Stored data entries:
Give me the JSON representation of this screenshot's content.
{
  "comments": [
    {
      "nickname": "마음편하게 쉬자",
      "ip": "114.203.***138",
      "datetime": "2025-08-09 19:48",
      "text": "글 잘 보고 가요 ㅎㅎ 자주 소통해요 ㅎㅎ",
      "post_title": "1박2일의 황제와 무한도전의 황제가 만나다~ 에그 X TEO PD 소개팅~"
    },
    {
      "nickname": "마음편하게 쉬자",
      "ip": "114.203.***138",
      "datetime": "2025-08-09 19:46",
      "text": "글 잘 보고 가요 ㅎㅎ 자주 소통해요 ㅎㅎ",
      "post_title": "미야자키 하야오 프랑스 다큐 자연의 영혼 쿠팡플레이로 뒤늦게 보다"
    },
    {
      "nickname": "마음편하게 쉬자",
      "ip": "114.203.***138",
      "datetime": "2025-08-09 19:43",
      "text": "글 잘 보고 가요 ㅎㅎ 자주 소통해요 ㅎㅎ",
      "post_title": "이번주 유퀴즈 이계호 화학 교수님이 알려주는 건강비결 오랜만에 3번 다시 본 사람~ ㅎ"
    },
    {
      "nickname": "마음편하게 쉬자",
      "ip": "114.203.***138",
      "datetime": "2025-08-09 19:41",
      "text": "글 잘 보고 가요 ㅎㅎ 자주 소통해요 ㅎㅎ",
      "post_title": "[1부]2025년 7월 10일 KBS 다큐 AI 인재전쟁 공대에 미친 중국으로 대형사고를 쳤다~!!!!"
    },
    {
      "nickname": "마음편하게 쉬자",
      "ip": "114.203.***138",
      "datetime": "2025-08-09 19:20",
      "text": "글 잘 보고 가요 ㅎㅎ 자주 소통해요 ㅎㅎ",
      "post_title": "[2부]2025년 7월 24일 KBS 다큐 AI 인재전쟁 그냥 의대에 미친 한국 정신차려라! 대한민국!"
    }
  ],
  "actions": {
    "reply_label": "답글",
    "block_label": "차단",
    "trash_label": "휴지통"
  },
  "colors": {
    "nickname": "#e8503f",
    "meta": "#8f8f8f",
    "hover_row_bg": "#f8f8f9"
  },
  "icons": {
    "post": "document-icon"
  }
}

Problem details =>
All lines holding the word "datetime" should be picked out and copied.

Exercise answer =>
      "datetime": "2025-08-09 19:48",
      "datetime": "2025-08-09 19:46",
      "datetime": "2025-08-09 19:43",
      "datetime": "2025-08-09 19:41",
      "datetime": "2025-08-09 19:20",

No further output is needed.